**Stated exercise:** In the entries that follow, how many lines hold the string "hoạt"? Give only that number.

**Information given:**
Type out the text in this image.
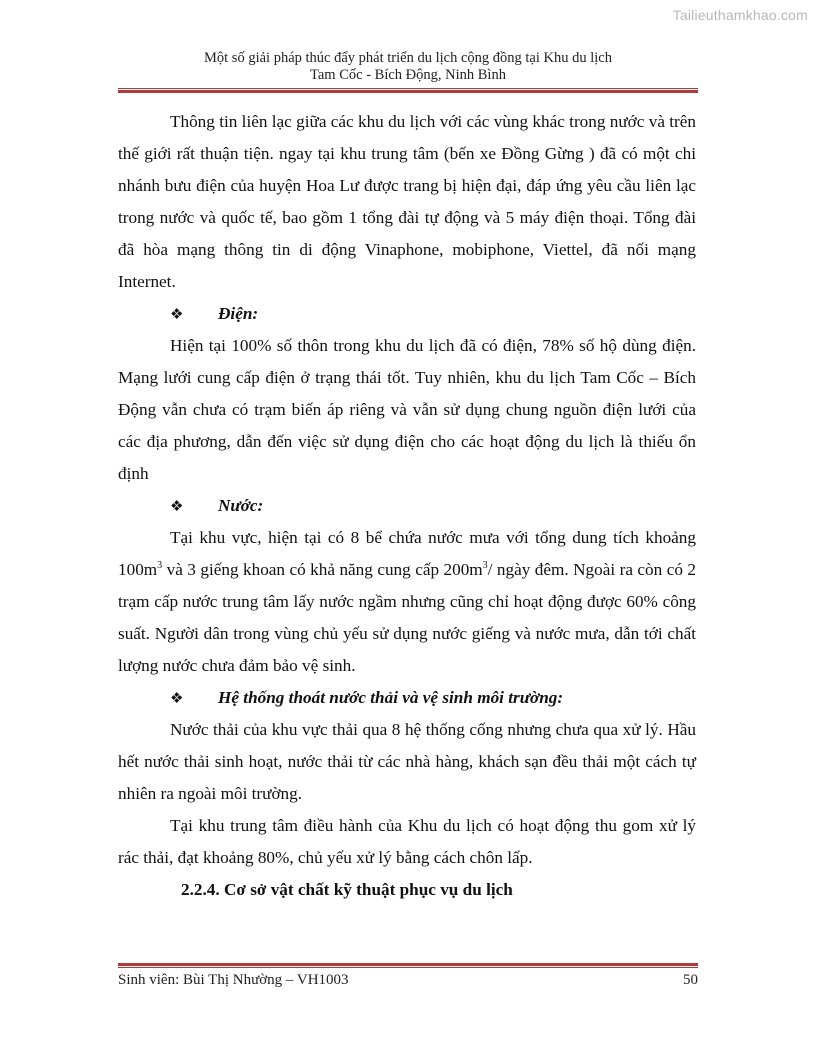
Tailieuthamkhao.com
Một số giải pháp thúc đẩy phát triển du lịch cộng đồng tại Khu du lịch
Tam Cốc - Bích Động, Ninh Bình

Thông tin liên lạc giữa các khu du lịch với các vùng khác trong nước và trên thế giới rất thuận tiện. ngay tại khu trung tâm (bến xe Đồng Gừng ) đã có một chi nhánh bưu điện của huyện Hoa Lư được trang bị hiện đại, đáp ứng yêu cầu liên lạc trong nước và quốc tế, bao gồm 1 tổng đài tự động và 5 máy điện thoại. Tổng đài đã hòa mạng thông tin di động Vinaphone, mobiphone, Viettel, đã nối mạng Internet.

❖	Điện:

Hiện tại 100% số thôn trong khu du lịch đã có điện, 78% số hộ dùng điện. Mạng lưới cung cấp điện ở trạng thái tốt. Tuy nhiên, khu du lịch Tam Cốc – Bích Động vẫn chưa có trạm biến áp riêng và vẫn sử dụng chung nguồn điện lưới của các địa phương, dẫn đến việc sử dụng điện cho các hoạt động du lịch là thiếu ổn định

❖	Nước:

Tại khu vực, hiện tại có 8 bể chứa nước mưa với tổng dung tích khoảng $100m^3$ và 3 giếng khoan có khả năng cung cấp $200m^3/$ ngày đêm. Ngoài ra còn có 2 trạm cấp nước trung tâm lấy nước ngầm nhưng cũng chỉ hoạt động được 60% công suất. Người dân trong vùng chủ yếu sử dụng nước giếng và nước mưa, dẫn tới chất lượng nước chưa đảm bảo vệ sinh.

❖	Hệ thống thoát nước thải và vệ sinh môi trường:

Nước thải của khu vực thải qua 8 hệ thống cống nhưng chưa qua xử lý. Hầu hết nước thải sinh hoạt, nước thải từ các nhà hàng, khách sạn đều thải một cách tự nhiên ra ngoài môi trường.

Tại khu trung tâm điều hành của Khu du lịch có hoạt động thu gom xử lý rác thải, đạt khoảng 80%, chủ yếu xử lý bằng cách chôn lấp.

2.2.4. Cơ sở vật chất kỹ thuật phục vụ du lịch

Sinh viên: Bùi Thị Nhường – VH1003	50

**Exercise output:** 4